(Instructions to follow)
Starting from the first line below, copy the whole listing exactly.

(Dataset extract)
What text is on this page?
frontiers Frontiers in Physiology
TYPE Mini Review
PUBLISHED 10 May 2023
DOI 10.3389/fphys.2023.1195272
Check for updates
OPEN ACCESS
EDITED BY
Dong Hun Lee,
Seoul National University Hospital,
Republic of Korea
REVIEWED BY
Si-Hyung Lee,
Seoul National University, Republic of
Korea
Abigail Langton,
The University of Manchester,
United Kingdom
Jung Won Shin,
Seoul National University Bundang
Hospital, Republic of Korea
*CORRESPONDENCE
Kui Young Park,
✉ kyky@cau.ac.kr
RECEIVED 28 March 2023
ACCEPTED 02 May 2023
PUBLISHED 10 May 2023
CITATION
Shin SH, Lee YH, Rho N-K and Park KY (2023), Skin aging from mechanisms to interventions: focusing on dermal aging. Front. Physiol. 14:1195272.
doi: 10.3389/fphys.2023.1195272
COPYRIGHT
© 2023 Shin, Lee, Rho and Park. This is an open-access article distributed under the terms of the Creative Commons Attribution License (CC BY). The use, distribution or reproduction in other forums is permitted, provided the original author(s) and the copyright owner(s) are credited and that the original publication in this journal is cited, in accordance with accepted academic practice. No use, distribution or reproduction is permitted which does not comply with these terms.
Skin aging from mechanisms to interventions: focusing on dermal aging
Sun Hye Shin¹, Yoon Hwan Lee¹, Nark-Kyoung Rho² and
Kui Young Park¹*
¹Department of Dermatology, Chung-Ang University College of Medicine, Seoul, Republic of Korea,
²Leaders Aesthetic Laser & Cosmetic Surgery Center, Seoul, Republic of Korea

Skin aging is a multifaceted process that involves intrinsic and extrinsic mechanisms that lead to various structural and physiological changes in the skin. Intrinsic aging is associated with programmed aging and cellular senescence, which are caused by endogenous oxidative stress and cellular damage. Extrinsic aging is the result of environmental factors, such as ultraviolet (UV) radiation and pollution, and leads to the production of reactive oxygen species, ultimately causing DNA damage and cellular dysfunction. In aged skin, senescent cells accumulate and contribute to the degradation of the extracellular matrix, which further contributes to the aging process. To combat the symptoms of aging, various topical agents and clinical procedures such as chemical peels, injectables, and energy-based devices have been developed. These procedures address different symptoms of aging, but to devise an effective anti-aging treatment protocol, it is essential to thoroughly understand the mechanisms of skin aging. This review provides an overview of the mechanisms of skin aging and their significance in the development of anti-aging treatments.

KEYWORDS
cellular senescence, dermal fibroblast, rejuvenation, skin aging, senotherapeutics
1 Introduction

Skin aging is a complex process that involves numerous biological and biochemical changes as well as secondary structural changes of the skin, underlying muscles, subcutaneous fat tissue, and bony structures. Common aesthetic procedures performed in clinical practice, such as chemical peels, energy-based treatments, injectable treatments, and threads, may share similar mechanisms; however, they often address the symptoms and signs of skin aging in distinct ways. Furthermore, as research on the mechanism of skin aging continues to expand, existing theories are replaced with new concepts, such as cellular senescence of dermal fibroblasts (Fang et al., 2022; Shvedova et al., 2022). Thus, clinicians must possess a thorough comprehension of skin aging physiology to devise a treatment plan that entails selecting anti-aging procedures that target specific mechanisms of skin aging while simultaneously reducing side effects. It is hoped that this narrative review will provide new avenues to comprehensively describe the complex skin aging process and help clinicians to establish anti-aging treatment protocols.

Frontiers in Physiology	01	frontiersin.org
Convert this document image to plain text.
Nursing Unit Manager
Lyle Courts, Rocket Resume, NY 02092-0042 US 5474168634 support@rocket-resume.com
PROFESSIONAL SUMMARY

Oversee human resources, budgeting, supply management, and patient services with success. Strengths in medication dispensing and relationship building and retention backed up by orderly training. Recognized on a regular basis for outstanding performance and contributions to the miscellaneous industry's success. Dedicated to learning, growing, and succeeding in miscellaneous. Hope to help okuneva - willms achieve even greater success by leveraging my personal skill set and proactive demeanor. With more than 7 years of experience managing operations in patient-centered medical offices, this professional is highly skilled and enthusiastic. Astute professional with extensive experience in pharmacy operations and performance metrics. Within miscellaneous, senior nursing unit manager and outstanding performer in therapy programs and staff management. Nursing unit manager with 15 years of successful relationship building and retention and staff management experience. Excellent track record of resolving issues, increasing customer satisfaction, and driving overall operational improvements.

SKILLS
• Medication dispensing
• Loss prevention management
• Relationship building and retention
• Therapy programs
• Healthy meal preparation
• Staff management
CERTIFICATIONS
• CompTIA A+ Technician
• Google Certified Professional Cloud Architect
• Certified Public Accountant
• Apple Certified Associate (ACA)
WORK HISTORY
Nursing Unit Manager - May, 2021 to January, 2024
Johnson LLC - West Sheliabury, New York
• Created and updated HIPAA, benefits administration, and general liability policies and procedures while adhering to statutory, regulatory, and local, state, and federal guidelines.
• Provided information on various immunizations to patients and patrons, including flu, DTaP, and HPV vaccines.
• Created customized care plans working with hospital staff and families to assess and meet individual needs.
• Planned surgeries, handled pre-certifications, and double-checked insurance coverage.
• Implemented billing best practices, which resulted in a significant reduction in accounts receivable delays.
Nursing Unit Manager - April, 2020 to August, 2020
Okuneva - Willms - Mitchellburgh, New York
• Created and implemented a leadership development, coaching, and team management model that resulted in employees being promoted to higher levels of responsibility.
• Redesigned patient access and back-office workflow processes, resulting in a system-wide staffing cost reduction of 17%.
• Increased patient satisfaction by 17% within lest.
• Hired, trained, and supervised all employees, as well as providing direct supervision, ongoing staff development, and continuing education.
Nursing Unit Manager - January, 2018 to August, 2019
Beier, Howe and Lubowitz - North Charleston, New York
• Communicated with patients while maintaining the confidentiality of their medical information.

(Solution to the exercise)
What text is on this page?
frontiers Frontiers in Physiology
TYPE Mini Review
PUBLISHED 10 May 2023
DOI 10.3389/fphys.2023.1195272
Check for updates
OPEN ACCESS
EDITED BY
Dong Hun Lee,
Seoul National University Hospital,
Republic of Korea
REVIEWED BY
Si-Hyung Lee,
Seoul National University, Republic of
Korea
Abigail Langton,
The University of Manchester,
United Kingdom
Jung Won Shin,
Seoul National University Bundang
Hospital, Republic of Korea
*CORRESPONDENCE
Kui Young Park,
✉ kyky@cau.ac.kr
RECEIVED 28 March 2023
ACCEPTED 02 May 2023
PUBLISHED 10 May 2023
CITATION
Shin SH, Lee YH, Rho N-K and Park KY (2023), Skin aging from mechanisms to interventions: focusing on dermal aging. Front. Physiol. 14:1195272.
doi: 10.3389/fphys.2023.1195272
COPYRIGHT
© 2023 Shin, Lee, Rho and Park. This is an open-access article distributed under the terms of the Creative Commons Attribution License (CC BY). The use, distribution or reproduction in other forums is permitted, provided the original author(s) and the copyright owner(s) are credited and that the original publication in this journal is cited, in accordance with accepted academic practice. No use, distribution or reproduction is permitted which does not comply with these terms.
Skin aging from mechanisms to interventions: focusing on dermal aging
Sun Hye Shin¹, Yoon Hwan Lee¹, Nark-Kyoung Rho² and
Kui Young Park¹*
¹Department of Dermatology, Chung-Ang University College of Medicine, Seoul, Republic of Korea,
²Leaders Aesthetic Laser & Cosmetic Surgery Center, Seoul, Republic of Korea

Skin aging is a multifaceted process that involves intrinsic and extrinsic mechanisms that lead to various structural and physiological changes in the skin. Intrinsic aging is associated with programmed aging and cellular senescence, which are caused by endogenous oxidative stress and cellular damage. Extrinsic aging is the result of environmental factors, such as ultraviolet (UV) radiation and pollution, and leads to the production of reactive oxygen species, ultimately causing DNA damage and cellular dysfunction. In aged skin, senescent cells accumulate and contribute to the degradation of the extracellular matrix, which further contributes to the aging process. To combat the symptoms of aging, various topical agents and clinical procedures such as chemical peels, injectables, and energy-based devices have been developed. These procedures address different symptoms of aging, but to devise an effective anti-aging treatment protocol, it is essential to thoroughly understand the mechanisms of skin aging. This review provides an overview of the mechanisms of skin aging and their significance in the development of anti-aging treatments.

KEYWORDS
cellular senescence, dermal fibroblast, rejuvenation, skin aging, senotherapeutics
1 Introduction

Skin aging is a complex process that involves numerous biological and biochemical changes as well as secondary structural changes of the skin, underlying muscles, subcutaneous fat tissue, and bony structures. Common aesthetic procedures performed in clinical practice, such as chemical peels, energy-based treatments, injectable treatments, and threads, may share similar mechanisms; however, they often address the symptoms and signs of skin aging in distinct ways. Furthermore, as research on the mechanism of skin aging continues to expand, existing theories are replaced with new concepts, such as cellular senescence of dermal fibroblasts (Fang et al., 2022; Shvedova et al., 2022). Thus, clinicians must possess a thorough comprehension of skin aging physiology to devise a treatment plan that entails selecting anti-aging procedures that target specific mechanisms of skin aging while simultaneously reducing side effects. It is hoped that this narrative review will provide new avenues to comprehensively describe the complex skin aging process and help clinicians to establish anti-aging treatment protocols.

Frontiers in Physiology	01	frontiersin.org
Convert this document image to plain text.
Nursing Unit Manager
Lyle Courts, Rocket Resume, NY 02092-0042 US 5474168634 support@rocket-resume.com
PROFESSIONAL SUMMARY

Oversee human resources, budgeting, supply management, and patient services with success. Strengths in medication dispensing and relationship building and retention backed up by orderly training. Recognized on a regular basis for outstanding performance and contributions to the miscellaneous industry's success. Dedicated to learning, growing, and succeeding in miscellaneous. Hope to help okuneva - willms achieve even greater success by leveraging my personal skill set and proactive demeanor. With more than 7 years of experience managing operations in patient-centered medical offices, this professional is highly skilled and enthusiastic. Astute professional with extensive experience in pharmacy operations and performance metrics. Within miscellaneous, senior nursing unit manager and outstanding performer in therapy programs and staff management. Nursing unit manager with 15 years of successful relationship building and retention and staff management experience. Excellent track record of resolving issues, increasing customer satisfaction, and driving overall operational improvements.

SKILLS
• Medication dispensing
• Loss prevention management
• Relationship building and retention
• Therapy programs
• Healthy meal preparation
• Staff management
CERTIFICATIONS
• CompTIA A+ Technician
• Google Certified Professional Cloud Architect
• Certified Public Accountant
• Apple Certified Associate (ACA)
WORK HISTORY
Nursing Unit Manager - May, 2021 to January, 2024
Johnson LLC - West Sheliabury, New York
• Created and updated HIPAA, benefits administration, and general liability policies and procedures while adhering to statutory, regulatory, and local, state, and federal guidelines.
• Provided information on various immunizations to patients and patrons, including flu, DTaP, and HPV vaccines.
• Created customized care plans working with hospital staff and families to assess and meet individual needs.
• Planned surgeries, handled pre-certifications, and double-checked insurance coverage.
• Implemented billing best practices, which resulted in a significant reduction in accounts receivable delays.
Nursing Unit Manager - April, 2020 to August, 2020
Okuneva - Willms - Mitchellburgh, New York
• Created and implemented a leadership development, coaching, and team management model that resulted in employees being promoted to higher levels of responsibility.
• Redesigned patient access and back-office workflow processes, resulting in a system-wide staffing cost reduction of 17%.
• Increased patient satisfaction by 17% within lest.
• Hired, trained, and supervised all employees, as well as providing direct supervision, ongoing staff development, and continuing education.
Nursing Unit Manager - January, 2018 to August, 2019
Beier, Howe and Lubowitz - North Charleston, New York
• Communicated with patients while maintaining the confidentiality of their medical information.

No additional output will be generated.